- **AIM**
Among the entries, which lines carry the string "驻院歌剧演员和戏剧演员队等文艺力量为主体"? Copy each of them.

'''

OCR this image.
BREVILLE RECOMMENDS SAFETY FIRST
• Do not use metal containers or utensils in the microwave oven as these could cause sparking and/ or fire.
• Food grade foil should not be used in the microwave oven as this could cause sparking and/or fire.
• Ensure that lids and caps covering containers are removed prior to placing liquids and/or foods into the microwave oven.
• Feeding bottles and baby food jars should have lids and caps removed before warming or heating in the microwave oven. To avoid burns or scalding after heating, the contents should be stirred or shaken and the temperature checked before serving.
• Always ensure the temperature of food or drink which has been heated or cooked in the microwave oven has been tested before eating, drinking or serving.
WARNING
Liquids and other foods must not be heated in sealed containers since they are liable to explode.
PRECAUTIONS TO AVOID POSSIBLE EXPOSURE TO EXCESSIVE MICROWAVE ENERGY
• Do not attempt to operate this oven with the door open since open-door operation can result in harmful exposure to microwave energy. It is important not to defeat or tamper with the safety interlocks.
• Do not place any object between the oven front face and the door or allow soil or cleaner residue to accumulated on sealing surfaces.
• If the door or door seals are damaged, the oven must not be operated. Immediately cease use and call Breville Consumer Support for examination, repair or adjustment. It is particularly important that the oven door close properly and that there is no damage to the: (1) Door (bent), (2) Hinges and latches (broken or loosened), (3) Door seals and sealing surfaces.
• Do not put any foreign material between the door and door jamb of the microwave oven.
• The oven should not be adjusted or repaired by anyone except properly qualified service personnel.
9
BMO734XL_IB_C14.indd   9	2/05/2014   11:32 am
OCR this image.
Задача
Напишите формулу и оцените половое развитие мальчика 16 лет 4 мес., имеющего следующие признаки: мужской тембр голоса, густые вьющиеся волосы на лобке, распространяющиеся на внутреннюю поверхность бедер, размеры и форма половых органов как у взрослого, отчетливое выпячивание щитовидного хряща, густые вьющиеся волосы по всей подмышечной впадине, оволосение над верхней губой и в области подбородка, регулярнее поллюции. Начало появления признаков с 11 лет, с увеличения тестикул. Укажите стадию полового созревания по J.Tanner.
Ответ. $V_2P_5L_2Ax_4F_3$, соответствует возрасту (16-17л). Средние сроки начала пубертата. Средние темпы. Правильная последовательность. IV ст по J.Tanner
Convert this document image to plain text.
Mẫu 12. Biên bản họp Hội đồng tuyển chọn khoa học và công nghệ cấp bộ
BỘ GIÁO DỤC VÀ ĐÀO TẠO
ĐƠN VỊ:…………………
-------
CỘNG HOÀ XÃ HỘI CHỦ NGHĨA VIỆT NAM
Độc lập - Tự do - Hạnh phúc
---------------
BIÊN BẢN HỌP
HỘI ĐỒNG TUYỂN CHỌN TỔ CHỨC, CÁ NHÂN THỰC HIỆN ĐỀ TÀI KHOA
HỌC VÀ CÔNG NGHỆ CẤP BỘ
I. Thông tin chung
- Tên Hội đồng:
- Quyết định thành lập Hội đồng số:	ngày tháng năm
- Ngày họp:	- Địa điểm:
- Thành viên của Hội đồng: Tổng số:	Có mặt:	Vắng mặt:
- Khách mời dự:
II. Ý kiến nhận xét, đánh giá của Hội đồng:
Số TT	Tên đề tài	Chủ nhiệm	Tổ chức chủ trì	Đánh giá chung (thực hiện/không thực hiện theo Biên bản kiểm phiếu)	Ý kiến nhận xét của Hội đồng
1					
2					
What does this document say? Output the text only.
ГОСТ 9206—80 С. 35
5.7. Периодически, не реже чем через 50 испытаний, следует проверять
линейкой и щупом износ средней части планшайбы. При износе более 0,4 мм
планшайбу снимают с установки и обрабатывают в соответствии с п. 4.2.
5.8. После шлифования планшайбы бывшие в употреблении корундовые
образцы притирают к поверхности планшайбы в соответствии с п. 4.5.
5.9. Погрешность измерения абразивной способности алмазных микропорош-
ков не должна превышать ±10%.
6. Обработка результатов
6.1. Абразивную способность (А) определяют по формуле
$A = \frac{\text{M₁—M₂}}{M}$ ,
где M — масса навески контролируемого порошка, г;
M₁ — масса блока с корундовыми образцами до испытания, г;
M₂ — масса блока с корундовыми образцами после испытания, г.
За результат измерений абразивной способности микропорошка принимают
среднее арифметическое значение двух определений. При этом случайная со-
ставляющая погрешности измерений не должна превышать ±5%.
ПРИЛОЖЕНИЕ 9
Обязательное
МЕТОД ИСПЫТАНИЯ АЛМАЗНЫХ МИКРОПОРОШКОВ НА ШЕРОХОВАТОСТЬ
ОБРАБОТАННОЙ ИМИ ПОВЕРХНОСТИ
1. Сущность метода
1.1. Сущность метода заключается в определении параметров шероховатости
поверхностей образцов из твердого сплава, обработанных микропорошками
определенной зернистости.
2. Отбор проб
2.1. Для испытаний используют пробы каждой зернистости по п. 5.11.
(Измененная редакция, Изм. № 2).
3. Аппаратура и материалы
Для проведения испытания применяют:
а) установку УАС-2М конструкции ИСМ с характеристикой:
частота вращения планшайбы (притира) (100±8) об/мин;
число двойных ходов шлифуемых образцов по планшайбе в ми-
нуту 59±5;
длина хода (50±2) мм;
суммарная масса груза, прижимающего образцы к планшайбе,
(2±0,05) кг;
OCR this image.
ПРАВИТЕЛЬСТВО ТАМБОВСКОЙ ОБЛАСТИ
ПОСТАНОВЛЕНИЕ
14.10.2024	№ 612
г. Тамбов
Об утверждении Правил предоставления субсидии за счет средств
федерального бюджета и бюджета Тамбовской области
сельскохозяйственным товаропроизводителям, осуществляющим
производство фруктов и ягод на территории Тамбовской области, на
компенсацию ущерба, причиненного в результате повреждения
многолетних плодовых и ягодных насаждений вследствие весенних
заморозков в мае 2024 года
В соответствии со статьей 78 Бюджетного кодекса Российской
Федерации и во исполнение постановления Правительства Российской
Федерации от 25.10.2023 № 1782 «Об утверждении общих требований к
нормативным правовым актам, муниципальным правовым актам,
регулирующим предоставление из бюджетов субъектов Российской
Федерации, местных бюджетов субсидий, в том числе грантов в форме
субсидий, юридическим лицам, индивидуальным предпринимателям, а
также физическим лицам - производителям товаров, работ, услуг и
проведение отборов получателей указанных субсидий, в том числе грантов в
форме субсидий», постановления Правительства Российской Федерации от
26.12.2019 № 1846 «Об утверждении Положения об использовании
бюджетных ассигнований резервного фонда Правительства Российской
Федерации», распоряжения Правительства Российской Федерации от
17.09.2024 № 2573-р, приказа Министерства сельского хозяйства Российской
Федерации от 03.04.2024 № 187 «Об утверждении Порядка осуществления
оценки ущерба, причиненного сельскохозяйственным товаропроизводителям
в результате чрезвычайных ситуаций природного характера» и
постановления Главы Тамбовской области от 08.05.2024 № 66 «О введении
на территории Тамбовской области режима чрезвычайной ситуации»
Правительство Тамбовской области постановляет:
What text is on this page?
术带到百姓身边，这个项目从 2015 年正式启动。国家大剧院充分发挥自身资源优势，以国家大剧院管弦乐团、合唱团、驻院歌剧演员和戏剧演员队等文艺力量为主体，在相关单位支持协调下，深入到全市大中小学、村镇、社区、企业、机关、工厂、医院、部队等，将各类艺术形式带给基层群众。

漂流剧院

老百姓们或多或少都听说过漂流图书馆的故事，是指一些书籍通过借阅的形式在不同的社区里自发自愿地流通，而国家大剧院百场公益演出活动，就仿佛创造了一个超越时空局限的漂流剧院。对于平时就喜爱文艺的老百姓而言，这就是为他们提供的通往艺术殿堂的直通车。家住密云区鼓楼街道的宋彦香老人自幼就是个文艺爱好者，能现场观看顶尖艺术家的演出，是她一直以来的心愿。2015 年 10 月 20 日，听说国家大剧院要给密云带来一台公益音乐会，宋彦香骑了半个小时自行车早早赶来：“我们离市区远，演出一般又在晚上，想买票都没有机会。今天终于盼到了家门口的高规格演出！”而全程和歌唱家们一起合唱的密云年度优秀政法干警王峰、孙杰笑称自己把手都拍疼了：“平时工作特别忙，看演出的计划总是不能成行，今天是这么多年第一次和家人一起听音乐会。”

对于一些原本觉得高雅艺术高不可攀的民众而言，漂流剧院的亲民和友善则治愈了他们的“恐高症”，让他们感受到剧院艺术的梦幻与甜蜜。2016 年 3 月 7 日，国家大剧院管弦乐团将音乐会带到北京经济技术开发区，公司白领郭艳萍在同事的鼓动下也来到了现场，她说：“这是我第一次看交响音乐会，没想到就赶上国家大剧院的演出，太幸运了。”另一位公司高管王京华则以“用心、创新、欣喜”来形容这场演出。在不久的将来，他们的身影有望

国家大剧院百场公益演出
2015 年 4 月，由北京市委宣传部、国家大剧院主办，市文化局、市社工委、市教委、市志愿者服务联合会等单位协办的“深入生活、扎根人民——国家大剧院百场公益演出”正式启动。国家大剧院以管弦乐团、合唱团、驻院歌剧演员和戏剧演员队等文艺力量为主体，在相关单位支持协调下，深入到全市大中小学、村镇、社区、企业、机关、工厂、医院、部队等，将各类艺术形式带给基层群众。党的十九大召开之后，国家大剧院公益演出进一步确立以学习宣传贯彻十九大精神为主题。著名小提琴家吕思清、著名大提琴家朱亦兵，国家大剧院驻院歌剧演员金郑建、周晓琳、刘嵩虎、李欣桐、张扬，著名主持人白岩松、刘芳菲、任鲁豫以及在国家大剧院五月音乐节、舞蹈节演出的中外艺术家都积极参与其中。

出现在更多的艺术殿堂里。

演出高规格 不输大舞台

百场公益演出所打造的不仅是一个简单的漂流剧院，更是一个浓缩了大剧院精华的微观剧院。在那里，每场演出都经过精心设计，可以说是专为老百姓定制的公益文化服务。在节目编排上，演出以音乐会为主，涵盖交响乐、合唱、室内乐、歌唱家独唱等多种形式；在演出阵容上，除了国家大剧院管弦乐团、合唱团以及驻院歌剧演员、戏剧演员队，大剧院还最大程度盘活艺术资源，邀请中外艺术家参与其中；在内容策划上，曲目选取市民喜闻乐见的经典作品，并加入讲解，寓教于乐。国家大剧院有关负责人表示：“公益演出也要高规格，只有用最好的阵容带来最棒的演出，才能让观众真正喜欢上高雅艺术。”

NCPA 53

'''

- **THE ANSWER**
术带到百姓身边，这个项目从 2015 年正式启动。国家大剧院充分发挥自身资源优势，以国家大剧院管弦乐团、合唱团、驻院歌剧演员和戏剧演员队等文艺力量为主体，在相关单位支持协调下，深入到全市大中小学、村镇、社区、企业、机关、工厂、医院、部队等，将各类艺术形式带给基层群众。
2015 年 4 月，由北京市委宣传部、国家大剧院主办，市文化局、市社工委、市教委、市志愿者服务联合会等单位协办的“深入生活、扎根人民——国家大剧院百场公益演出”正式启动。国家大剧院以管弦乐团、合唱团、驻院歌剧演员和戏剧演员队等文艺力量为主体，在相关单位支持协调下，深入到全市大中小学、村镇、社区、企业、机关、工厂、医院、部队等，将各类艺术形式带给基层群众。党的十九大召开之后，国家大剧院公益演出进一步确立以学习宣传贯彻十九大精神为主题。著名小提琴家吕思清、著名大提琴家朱亦兵，国家大剧院驻院歌剧演员金郑建、周晓琳、刘嵩虎、李欣桐、张扬，著名主持人白岩松、刘芳菲、任鲁豫以及在国家大剧院五月音乐节、舞蹈节演出的中外艺术家都积极参与其中。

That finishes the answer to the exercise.